Print the records below word for word, but leave out the pictures.

## The input
┄┄┄┄┄┄

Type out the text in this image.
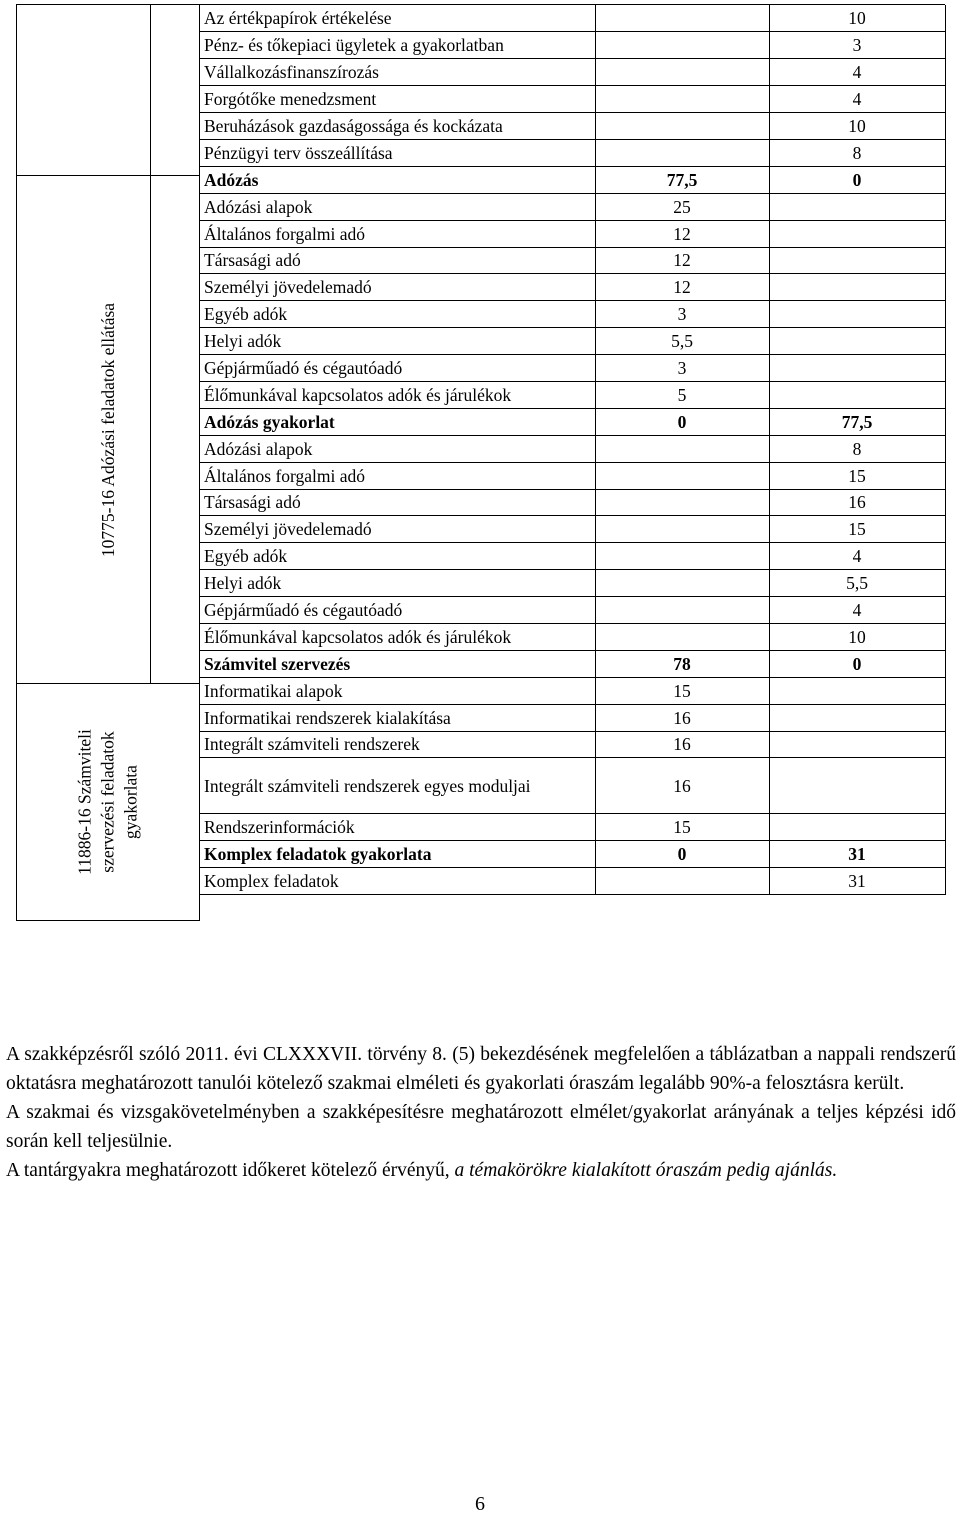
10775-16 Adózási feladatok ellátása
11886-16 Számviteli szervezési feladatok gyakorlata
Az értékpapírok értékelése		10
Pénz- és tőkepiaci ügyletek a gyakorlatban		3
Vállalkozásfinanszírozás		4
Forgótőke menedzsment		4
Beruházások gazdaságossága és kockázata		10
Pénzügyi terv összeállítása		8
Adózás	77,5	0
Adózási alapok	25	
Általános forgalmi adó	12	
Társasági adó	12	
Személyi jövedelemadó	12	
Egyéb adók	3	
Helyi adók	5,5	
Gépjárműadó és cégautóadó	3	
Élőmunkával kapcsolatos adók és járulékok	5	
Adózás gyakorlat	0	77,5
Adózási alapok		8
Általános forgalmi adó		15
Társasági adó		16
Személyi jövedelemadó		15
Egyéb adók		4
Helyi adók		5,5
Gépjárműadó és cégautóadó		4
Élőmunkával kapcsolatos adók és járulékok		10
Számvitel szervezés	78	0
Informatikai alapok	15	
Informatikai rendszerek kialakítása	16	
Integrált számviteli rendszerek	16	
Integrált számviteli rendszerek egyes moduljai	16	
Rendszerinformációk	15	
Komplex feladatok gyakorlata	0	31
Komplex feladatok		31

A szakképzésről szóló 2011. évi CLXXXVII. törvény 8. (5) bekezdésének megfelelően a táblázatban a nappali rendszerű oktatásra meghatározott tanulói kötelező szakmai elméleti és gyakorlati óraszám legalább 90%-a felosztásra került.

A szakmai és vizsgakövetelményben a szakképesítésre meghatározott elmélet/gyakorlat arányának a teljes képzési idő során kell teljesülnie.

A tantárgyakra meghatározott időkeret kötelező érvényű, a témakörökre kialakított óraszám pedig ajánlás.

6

┄┄┄┄┄┄

## Result of this exercise
Type out the text in this image.
10775-16 Adózási feladatok ellátása
11886-16 Számviteli szervezési feladatok gyakorlata
Az értékpapírok értékelése		10
Pénz- és tőkepiaci ügyletek a gyakorlatban		3
Vállalkozásfinanszírozás		4
Forgótőke menedzsment		4
Beruházások gazdaságossága és kockázata		10
Pénzügyi terv összeállítása		8
Adózás	77,5	0
Adózási alapok	25	
Általános forgalmi adó	12	
Társasági adó	12	
Személyi jövedelemadó	12	
Egyéb adók	3	
Helyi adók	5,5	
Gépjárműadó és cégautóadó	3	
Élőmunkával kapcsolatos adók és járulékok	5	
Adózás gyakorlat	0	77,5
Adózási alapok		8
Általános forgalmi adó		15
Társasági adó		16
Személyi jövedelemadó		15
Egyéb adók		4
Helyi adók		5,5
Gépjárműadó és cégautóadó		4
Élőmunkával kapcsolatos adók és járulékok		10
Számvitel szervezés	78	0
Informatikai alapok	15	
Informatikai rendszerek kialakítása	16	
Integrált számviteli rendszerek	16	
Integrált számviteli rendszerek egyes moduljai	16	
Rendszerinformációk	15	
Komplex feladatok gyakorlata	0	31
Komplex feladatok		31

A szakképzésről szóló 2011. évi CLXXXVII. törvény 8. (5) bekezdésének megfelelően a táblázatban a nappali rendszerű oktatásra meghatározott tanulói kötelező szakmai elméleti és gyakorlati óraszám legalább 90%-a felosztásra került.

A szakmai és vizsgakövetelményben a szakképesítésre meghatározott elmélet/gyakorlat arányának a teljes képzési idő során kell teljesülnie.

A tantárgyakra meghatározott időkeret kötelező érvényű, a témakörökre kialakított óraszám pedig ajánlás.

6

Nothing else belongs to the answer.